*Excerto do texto:*
------------------------

Os vereadores independentes da Câmara Municipal do Funchal, Luís Filipe Santos e Jorge Afonso Freitas, rejeitam a ideia de transformar a cidade em "terra de arranha-céus" e garantem que nunca defenderam a construção generalizada de edifícios com 20 andares.
Num comunicado emitido esta quinta-feira, os autarcas afirmam que têm sido divulgadas interpretações erradas sobre a sua posição relativamente à construção em altura, considerando necessário esclarecer os factos. Defendem que o crescimento da cidade deve ser equilibrado, planeado e respeitador da identidade do Funchal.
Recordam que o Plano Director Municipal permite, em regra, edifícios até sete pisos, enquanto o Plano de Pormenor do Amparo admite construções até nove pisos. A posição dos independentes passa por admitir que, naquela zona específica e apenas em situações excepcionais, devidamente fundamentadas e de elevada qualidade arquitectónica, possa ser ponderada a construção de alguns edifícios com nove, dez ou onze pisos.

------------------------

*Dados para análise:*
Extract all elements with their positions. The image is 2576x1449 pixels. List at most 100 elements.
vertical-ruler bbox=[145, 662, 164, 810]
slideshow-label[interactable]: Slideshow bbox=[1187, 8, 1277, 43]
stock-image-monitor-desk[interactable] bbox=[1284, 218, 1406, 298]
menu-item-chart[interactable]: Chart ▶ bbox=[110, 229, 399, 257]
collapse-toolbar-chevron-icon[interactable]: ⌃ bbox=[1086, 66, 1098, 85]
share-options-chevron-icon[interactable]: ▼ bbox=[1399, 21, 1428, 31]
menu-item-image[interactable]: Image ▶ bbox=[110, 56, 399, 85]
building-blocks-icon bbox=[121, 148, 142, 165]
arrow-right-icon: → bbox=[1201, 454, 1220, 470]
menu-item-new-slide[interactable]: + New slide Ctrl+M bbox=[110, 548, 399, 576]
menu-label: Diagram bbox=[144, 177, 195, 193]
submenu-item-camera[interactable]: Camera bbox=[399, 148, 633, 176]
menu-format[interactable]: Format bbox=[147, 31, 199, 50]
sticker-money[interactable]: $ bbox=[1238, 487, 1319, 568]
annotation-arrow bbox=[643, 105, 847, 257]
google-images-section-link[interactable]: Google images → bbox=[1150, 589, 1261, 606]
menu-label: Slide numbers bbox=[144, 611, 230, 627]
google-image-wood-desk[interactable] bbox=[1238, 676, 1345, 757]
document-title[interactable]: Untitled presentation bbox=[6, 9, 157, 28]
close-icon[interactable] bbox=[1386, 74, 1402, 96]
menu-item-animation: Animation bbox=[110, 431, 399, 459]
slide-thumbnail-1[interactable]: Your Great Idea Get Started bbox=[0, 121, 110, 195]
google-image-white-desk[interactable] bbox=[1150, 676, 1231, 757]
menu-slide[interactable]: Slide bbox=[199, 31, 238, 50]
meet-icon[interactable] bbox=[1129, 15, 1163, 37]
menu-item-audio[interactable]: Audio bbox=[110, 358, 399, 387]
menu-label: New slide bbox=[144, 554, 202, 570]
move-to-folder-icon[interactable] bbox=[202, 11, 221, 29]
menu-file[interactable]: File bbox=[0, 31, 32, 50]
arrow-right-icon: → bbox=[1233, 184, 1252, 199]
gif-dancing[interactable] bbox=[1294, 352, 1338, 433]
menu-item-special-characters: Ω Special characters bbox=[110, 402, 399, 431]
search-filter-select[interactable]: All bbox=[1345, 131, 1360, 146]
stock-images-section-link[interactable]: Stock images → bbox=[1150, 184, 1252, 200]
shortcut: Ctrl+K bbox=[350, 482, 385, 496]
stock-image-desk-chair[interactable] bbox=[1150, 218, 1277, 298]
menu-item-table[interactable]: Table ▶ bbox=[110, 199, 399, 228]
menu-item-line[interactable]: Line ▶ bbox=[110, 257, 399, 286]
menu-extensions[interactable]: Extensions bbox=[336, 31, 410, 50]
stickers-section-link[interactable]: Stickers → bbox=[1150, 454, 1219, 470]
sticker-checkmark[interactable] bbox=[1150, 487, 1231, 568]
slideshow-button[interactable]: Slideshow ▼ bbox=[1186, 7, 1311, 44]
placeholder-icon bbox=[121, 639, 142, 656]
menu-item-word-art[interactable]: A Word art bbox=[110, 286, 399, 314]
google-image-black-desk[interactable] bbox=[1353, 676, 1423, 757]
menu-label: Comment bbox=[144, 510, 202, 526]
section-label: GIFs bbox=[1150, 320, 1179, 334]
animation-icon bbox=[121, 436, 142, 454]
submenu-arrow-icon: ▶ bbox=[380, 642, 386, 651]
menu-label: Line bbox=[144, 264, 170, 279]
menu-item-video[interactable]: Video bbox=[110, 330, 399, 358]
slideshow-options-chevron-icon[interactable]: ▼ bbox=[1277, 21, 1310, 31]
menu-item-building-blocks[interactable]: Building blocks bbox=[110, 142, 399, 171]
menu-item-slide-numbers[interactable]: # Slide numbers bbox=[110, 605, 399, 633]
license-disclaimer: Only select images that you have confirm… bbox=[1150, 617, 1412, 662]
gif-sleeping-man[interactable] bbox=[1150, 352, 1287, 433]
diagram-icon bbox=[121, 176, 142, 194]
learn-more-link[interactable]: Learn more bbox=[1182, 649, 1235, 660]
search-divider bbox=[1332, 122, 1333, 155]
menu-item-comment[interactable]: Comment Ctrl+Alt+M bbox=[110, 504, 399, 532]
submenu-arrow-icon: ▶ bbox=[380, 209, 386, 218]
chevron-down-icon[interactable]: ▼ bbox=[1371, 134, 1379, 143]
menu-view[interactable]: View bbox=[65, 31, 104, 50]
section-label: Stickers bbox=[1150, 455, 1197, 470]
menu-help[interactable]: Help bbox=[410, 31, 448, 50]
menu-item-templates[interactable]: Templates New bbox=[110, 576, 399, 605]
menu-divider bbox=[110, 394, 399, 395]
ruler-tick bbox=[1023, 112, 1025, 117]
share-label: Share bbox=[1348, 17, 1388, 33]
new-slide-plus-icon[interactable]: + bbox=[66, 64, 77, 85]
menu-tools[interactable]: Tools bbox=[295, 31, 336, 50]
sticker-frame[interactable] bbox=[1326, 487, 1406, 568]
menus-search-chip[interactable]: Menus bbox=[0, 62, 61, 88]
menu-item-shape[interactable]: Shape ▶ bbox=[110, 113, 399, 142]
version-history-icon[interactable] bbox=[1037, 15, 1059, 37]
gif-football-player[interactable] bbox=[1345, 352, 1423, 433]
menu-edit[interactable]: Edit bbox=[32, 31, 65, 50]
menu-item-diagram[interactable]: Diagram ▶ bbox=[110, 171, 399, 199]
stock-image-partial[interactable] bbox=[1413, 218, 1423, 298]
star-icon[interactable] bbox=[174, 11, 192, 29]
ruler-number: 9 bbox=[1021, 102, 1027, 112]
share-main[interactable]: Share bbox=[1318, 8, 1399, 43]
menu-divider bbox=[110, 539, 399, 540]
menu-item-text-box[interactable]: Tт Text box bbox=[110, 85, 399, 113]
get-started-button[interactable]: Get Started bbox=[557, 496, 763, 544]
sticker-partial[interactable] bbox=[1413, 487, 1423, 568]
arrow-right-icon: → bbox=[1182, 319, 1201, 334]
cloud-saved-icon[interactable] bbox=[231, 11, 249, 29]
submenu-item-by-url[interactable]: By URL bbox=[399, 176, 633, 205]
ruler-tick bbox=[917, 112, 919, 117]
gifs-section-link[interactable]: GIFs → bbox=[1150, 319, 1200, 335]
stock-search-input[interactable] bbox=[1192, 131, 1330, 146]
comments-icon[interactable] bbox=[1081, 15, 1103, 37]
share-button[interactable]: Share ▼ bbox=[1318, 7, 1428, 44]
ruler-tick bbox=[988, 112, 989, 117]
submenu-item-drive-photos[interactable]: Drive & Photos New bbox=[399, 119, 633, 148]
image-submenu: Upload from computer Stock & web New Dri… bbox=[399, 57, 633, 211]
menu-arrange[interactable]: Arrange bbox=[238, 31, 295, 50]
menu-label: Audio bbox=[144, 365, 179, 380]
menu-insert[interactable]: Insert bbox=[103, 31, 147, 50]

------------------------

*Conjunto de tarefas:*
a. Traduza para inglês esta frase do texto sobre a construção em altura no Funchal: "Os vereadores independentes da Câmara Municipal do Funchal, Luís Filipe Santos e Jorge Afonso Freitas, rejeitam a ideia de transformar a cidade em "terra de arranha-céus" e garantem que nunca defenderam a construção generalizada de edifícios com 20 andares."
b. No texto sobre a construção em altura no Funchal, que números de pisos ou andares são referidos? Indique cada valor uma só vez.
c. Retome o texto sobre a construção em altura no Funchal logo a seguir à sua última frase.
O material não é necessário para realizar estas tarefas.

*Respostas do exercício:*
a. The independent councilors of the Funchal City Council, Luís Filipe Santos and Jorge Afonso Freitas, reject the idea of turning the city into a "land of skyscrapers" and insist that they have never advocated the widespread construction of 20-story buildings.

b. 20, sete, nove, dez, onze

c.
Sustentam que qualquer interpretação diferente desta posição "é falsa e procura induzir a opinião pública em erro". Defendem ainda que "o Funchal não pode nem deve seguir modelos de urbanização descontrolada, marcados pela proliferação de edifícios de grande altura que descaracterizam a cidade, comprometem a paisagem e diminuem a qualidade de vida."
Reiteram o compromisso de continuar a defender "um Funchal moderno, sustentável e equilibrado, capaz de evoluir sem perder a sua identidade, a sua paisagem e a qualidade de vida que o distingue."